WRITTEN REQUEST:
Transcribe the data verbatim, from its first line through the line containing "bar-segment-9-series-5 <box>434 95", inclusive.

DATA SECTION:
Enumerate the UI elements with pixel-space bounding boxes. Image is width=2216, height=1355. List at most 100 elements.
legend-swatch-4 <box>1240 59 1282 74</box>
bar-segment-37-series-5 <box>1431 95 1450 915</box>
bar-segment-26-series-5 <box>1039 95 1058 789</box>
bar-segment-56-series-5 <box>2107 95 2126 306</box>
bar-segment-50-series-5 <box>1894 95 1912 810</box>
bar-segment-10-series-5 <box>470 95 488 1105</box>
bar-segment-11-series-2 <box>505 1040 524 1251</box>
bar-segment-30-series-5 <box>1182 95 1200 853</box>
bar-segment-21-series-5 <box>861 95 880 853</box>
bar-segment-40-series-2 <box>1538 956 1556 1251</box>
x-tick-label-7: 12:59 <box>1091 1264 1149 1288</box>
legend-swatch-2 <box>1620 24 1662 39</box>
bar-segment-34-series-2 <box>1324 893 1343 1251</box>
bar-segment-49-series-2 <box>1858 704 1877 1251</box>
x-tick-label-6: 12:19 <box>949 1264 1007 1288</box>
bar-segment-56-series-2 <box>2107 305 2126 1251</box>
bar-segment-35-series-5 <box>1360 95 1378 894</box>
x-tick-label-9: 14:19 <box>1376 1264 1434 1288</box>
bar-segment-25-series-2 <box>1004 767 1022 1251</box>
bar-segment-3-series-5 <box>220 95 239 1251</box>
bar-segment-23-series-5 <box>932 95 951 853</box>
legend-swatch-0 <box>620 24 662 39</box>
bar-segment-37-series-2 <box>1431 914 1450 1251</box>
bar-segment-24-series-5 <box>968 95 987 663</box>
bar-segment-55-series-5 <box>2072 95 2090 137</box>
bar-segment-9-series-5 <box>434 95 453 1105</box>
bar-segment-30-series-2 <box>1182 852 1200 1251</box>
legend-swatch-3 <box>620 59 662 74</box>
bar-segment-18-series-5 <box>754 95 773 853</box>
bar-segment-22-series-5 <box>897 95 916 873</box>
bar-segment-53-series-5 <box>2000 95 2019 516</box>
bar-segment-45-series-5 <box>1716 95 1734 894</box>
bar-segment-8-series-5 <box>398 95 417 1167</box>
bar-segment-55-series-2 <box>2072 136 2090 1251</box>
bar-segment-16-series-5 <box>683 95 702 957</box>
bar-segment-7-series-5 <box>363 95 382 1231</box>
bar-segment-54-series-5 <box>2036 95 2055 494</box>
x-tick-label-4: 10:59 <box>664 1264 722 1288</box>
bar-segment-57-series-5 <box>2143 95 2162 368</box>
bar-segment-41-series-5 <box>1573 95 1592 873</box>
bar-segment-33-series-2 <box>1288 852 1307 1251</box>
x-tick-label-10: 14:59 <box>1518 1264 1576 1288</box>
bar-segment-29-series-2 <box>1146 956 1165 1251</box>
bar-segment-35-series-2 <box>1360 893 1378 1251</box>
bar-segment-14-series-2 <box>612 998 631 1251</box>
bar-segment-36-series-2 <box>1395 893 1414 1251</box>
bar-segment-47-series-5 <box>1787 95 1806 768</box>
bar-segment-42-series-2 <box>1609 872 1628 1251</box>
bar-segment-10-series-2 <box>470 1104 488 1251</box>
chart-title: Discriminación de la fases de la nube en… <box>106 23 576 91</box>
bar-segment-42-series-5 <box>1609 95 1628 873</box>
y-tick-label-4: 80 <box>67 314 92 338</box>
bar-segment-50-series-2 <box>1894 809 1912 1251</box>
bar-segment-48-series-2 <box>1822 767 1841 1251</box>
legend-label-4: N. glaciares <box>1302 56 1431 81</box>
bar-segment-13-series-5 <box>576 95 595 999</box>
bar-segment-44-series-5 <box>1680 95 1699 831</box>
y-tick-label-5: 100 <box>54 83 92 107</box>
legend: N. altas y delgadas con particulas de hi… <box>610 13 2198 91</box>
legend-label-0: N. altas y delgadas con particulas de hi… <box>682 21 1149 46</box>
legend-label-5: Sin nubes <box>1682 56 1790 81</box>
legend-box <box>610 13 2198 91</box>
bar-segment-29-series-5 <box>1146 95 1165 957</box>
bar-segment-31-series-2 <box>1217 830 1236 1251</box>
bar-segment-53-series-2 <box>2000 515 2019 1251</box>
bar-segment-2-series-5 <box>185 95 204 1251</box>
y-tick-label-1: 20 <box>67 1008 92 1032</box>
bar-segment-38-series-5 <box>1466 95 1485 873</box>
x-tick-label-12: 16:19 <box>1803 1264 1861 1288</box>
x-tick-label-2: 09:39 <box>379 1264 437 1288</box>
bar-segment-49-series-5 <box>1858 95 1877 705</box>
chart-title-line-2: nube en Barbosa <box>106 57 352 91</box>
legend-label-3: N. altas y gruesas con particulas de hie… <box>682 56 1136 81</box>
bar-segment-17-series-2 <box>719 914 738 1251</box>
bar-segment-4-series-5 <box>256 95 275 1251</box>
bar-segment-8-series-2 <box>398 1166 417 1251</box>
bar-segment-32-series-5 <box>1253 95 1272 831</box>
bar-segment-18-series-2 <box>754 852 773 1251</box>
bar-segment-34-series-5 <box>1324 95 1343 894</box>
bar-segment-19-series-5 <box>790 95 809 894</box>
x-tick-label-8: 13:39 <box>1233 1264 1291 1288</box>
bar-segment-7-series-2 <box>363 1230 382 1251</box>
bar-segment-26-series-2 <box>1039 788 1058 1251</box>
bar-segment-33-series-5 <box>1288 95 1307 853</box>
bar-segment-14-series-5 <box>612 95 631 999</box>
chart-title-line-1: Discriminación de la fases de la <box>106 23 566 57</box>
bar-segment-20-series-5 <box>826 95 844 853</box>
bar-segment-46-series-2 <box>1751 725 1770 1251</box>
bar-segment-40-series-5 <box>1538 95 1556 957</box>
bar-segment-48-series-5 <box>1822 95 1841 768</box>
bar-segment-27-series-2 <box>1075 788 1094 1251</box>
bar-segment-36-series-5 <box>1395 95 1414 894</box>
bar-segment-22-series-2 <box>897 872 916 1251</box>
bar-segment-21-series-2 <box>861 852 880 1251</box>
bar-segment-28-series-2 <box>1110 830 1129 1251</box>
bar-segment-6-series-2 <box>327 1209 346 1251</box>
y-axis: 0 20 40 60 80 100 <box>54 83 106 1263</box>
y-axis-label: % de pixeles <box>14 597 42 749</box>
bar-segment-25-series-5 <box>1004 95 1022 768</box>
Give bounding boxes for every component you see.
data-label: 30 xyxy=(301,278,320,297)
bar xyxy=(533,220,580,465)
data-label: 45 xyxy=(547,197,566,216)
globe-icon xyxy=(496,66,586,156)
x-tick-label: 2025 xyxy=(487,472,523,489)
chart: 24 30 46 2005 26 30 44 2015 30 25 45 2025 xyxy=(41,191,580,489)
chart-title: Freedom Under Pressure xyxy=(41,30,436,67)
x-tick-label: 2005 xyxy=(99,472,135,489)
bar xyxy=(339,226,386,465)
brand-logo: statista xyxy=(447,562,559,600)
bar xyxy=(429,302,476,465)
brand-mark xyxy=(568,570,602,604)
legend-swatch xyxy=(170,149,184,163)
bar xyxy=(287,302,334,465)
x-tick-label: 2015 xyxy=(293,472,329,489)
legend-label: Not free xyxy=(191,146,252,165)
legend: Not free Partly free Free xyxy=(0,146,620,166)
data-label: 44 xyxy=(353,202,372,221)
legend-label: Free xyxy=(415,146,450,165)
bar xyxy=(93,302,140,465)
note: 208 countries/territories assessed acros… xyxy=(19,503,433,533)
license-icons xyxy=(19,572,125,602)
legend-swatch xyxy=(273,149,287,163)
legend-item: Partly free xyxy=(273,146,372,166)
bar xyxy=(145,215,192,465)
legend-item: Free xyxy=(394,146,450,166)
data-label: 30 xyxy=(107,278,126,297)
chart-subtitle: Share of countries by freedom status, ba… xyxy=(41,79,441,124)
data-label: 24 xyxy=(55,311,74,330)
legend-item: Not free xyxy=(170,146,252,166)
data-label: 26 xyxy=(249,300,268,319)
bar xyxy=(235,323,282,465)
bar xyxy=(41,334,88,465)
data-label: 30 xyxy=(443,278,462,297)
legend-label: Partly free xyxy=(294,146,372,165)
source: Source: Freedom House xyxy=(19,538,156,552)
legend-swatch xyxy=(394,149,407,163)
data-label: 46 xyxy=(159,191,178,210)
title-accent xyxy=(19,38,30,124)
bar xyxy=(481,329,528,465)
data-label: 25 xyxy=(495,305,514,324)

WRITTEN ANSWER:
Enumerate the UI elements with pixel-space bounding boxes. Image is width=2216, height=1355. List at most 100 elements.
legend-swatch-4 <box>1240 59 1282 74</box>
bar-segment-37-series-5 <box>1431 95 1450 915</box>
bar-segment-26-series-5 <box>1039 95 1058 789</box>
bar-segment-56-series-5 <box>2107 95 2126 306</box>
bar-segment-50-series-5 <box>1894 95 1912 810</box>
bar-segment-10-series-5 <box>470 95 488 1105</box>
bar-segment-11-series-2 <box>505 1040 524 1251</box>
bar-segment-30-series-5 <box>1182 95 1200 853</box>
bar-segment-21-series-5 <box>861 95 880 853</box>
bar-segment-40-series-2 <box>1538 956 1556 1251</box>
x-tick-label-7: 12:59 <box>1091 1264 1149 1288</box>
legend-swatch-2 <box>1620 24 1662 39</box>
bar-segment-34-series-2 <box>1324 893 1343 1251</box>
bar-segment-49-series-2 <box>1858 704 1877 1251</box>
x-tick-label-6: 12:19 <box>949 1264 1007 1288</box>
bar-segment-56-series-2 <box>2107 305 2126 1251</box>
bar-segment-35-series-5 <box>1360 95 1378 894</box>
x-tick-label-9: 14:19 <box>1376 1264 1434 1288</box>
bar-segment-25-series-2 <box>1004 767 1022 1251</box>
bar-segment-3-series-5 <box>220 95 239 1251</box>
bar-segment-23-series-5 <box>932 95 951 853</box>
legend-swatch-0 <box>620 24 662 39</box>
bar-segment-37-series-2 <box>1431 914 1450 1251</box>
bar-segment-24-series-5 <box>968 95 987 663</box>
bar-segment-55-series-5 <box>2072 95 2090 137</box>
bar-segment-9-series-5 <box>434 95 453 1105</box>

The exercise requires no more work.